* **DOCUMENT SEGMENT**:

§ §

Another item I meant to mention is the addition of ic4592 to the nebula file.
As is, it is simply ghastly. Far too bright. This is a very low light area and
extends for over 4 degrees and the abrupt limits of the 3 degree (nominal)
display is very noticeable. I made it look much better by processing it in
photoshop. However areas over 1 degree do not fit well over the stars because
of the spherical display. I found that large nebulae need to be split into
mosaics as I have done with the large magellenic cloud and other areas.
Barry
> Date: Wed, 6 Mar 2013 22:42:30 +0200
> From: [email protected]
> To: [email protected]
> Subject: [Stellarium-pubdevel] The defaultStarsConfig.json problem (fixed)
> and its roots
>
> Hello to all.
>
> I choose not to derail further the other thread to reply to this:
>
> On Wed, Mar 6, 2013 at 9:06 AM, Barry Gerdes <[email protected]> wrote:
> >
> > Hi Alex
> >
> > I changed the starconfig.json OK but now the other versions I run do not
> > work.
> > You should have given the new file a slightly different name so it can
> > co-exist in the folder with the old version.
>
> This no longer will be a problem - I've bumped the version number of
> the defaultStarsConfig.json file:
> http://bazaar.launchpad.net/~stellarium/stellarium/trunk/revision/5875
>
> This means that each version of Stellarium will try to read the file
> in the user data directory, find out that its version is off, and
> replace it with that version's own default copy.

§ §

[Document layout analysis data]

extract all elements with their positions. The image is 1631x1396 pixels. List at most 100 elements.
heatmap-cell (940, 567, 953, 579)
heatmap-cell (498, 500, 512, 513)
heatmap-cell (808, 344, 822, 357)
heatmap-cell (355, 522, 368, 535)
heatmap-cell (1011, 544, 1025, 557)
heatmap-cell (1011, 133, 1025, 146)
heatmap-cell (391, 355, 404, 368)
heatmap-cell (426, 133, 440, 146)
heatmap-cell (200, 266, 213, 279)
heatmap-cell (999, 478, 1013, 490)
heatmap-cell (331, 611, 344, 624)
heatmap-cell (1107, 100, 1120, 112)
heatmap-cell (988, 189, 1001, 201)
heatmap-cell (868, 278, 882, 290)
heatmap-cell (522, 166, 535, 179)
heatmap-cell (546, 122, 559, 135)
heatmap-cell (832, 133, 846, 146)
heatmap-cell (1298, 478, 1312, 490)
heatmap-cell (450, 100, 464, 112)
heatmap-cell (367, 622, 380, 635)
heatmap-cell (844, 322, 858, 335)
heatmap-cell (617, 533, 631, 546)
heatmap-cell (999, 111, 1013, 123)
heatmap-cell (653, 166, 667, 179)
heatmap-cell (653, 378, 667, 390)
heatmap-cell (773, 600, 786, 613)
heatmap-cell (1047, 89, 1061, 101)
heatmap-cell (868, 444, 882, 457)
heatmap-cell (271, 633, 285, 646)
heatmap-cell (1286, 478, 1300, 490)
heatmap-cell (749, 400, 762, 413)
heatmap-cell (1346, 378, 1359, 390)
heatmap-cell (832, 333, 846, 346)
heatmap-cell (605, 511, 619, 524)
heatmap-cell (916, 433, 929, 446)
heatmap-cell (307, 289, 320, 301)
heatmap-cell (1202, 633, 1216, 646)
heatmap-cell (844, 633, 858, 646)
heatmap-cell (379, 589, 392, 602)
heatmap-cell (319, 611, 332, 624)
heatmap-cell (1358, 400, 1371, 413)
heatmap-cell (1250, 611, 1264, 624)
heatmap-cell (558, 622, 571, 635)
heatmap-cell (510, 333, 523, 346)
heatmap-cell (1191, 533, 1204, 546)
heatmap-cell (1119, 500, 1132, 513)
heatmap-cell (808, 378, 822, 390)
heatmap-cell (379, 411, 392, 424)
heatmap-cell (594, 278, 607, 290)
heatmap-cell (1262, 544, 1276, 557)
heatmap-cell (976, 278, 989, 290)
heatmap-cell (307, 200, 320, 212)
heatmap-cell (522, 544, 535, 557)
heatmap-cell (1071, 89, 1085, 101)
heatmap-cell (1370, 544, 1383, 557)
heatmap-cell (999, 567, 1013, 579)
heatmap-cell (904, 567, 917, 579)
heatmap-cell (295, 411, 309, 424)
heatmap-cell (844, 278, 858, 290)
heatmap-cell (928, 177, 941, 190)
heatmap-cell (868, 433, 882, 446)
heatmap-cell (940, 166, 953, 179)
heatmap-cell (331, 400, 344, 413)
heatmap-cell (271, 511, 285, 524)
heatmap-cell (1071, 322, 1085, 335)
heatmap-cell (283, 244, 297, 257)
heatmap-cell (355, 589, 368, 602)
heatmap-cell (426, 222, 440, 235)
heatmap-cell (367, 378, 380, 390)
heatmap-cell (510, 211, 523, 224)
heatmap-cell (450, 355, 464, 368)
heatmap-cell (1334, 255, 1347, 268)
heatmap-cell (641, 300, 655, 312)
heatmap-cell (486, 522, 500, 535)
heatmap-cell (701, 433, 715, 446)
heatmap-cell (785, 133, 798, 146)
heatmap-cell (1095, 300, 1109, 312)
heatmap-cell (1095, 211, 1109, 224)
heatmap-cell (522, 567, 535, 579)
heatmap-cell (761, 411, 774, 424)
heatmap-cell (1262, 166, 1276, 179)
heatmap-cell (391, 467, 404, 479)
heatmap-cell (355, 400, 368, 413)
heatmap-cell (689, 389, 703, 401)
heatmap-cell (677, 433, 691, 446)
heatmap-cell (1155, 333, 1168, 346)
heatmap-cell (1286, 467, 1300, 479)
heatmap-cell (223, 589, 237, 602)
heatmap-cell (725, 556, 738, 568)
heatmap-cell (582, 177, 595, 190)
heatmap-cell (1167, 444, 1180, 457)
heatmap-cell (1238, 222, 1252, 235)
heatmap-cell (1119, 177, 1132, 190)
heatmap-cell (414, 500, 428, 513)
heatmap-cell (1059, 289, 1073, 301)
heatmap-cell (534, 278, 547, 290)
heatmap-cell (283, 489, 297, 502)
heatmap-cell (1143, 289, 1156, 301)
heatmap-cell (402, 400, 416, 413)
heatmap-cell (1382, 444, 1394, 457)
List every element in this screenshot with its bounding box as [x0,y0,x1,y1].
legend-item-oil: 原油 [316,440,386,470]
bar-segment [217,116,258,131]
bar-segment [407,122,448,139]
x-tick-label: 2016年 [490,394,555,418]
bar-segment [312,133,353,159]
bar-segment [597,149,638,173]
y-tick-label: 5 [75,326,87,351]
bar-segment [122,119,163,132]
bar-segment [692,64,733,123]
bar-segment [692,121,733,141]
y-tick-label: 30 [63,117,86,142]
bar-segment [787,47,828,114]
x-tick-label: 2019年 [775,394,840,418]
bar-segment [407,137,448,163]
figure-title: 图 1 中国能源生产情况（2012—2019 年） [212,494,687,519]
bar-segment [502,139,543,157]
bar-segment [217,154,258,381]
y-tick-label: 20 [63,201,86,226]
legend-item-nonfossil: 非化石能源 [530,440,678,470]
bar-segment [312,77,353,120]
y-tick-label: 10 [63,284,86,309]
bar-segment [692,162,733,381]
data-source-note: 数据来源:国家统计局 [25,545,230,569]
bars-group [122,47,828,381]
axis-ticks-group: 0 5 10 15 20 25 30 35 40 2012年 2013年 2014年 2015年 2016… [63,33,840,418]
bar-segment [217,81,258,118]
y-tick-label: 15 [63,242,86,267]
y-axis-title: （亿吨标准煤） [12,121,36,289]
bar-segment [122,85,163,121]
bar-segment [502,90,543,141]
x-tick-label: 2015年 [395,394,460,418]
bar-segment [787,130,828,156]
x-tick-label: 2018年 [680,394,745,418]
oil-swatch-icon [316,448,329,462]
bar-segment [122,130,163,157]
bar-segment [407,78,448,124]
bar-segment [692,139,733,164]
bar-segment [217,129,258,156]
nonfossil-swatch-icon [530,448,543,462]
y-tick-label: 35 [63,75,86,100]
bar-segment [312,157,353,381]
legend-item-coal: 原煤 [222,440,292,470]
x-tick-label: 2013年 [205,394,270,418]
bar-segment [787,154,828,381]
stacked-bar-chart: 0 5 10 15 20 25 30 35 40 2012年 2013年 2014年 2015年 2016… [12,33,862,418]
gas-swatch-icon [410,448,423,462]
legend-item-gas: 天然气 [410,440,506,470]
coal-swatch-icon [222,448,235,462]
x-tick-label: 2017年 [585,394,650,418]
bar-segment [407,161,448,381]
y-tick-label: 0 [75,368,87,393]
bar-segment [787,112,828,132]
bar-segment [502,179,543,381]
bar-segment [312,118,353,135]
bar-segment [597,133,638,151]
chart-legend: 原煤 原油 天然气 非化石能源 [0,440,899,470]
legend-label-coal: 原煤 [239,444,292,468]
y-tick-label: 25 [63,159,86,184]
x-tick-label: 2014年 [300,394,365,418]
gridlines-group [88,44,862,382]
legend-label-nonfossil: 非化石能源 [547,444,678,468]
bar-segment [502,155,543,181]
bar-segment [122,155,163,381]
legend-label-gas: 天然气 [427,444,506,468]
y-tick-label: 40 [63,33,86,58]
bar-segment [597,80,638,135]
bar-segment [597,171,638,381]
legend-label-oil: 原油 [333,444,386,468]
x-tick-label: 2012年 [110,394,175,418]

§ §

* **REQUIRED ACTIONS**:
(A) Translate this sentence from the Stellarium mailing list message into Spanish: "I found that large nebulae need to be split into mosaics as I have done with the large magellenic cloud and other areas."
(B) Write the next part of the Stellarium mailing list message, picking up after its final sentence.

* **SOLVED TASKS**:
(A) Descubrí que las nebulosas grandes deben dividirse en mosaicos, como he hecho con la Gran Nube de Magallanes y otras zonas.

(B)
>
> This is something that *should* have been noticed and done by Alex
> when he changed the file. It's a bug that would have affected a lot of
> people after the next official release, as the old
> defaultStarsConfig.json would have remained in their user data
> directory, pointing to the old file names - in other words, to files
> not in the installation. And, no, telling users to "reset their
> settings" when they show up to complain is not an acceptable solution.
>
> Stellarium has been using user data directory copies of various files
> for quite some time. By now, touching one of them should cause
> immediately red lights to flash in one's head - "hey, what's going to
> happen to the user copy of that file when the next release rolls
> out?".
>
> What disturbs me is that this is another problem caused by
> Stellarium's lack of good developer culture - in this case, lack of
> attention and/or knowledge of the codebase and insufficient testing.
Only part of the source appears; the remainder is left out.